List all lines in the material below that contain "this".

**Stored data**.
****

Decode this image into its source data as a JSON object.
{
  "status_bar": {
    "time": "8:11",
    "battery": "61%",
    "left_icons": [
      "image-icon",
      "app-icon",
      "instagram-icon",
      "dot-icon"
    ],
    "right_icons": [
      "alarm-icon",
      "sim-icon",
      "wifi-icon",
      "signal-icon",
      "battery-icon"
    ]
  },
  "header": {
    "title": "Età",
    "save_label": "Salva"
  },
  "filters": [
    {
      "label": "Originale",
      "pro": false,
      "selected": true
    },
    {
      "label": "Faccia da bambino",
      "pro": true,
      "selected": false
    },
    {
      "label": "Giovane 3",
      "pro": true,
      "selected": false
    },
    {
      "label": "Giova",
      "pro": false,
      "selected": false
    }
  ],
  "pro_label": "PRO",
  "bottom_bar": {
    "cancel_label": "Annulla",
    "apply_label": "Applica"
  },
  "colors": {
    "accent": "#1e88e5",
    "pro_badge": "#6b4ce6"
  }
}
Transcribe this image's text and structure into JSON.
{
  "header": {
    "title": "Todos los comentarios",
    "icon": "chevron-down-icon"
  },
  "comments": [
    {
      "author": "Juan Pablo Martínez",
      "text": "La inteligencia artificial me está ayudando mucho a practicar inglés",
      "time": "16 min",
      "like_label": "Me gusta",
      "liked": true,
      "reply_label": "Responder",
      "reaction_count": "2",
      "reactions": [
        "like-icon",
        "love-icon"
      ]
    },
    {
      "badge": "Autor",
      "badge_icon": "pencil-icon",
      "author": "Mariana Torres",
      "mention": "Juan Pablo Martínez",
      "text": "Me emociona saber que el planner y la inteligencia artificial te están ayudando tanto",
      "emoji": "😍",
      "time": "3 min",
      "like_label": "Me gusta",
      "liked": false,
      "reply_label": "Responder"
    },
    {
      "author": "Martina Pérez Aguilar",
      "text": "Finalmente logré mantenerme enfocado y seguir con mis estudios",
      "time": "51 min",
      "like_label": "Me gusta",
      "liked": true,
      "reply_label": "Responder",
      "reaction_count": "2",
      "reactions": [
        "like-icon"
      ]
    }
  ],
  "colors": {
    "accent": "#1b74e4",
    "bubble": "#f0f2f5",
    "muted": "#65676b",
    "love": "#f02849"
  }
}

****

**Solution**.
Decode this image into its source data as a JSON object.
Transcribe this image's text and structure into JSON.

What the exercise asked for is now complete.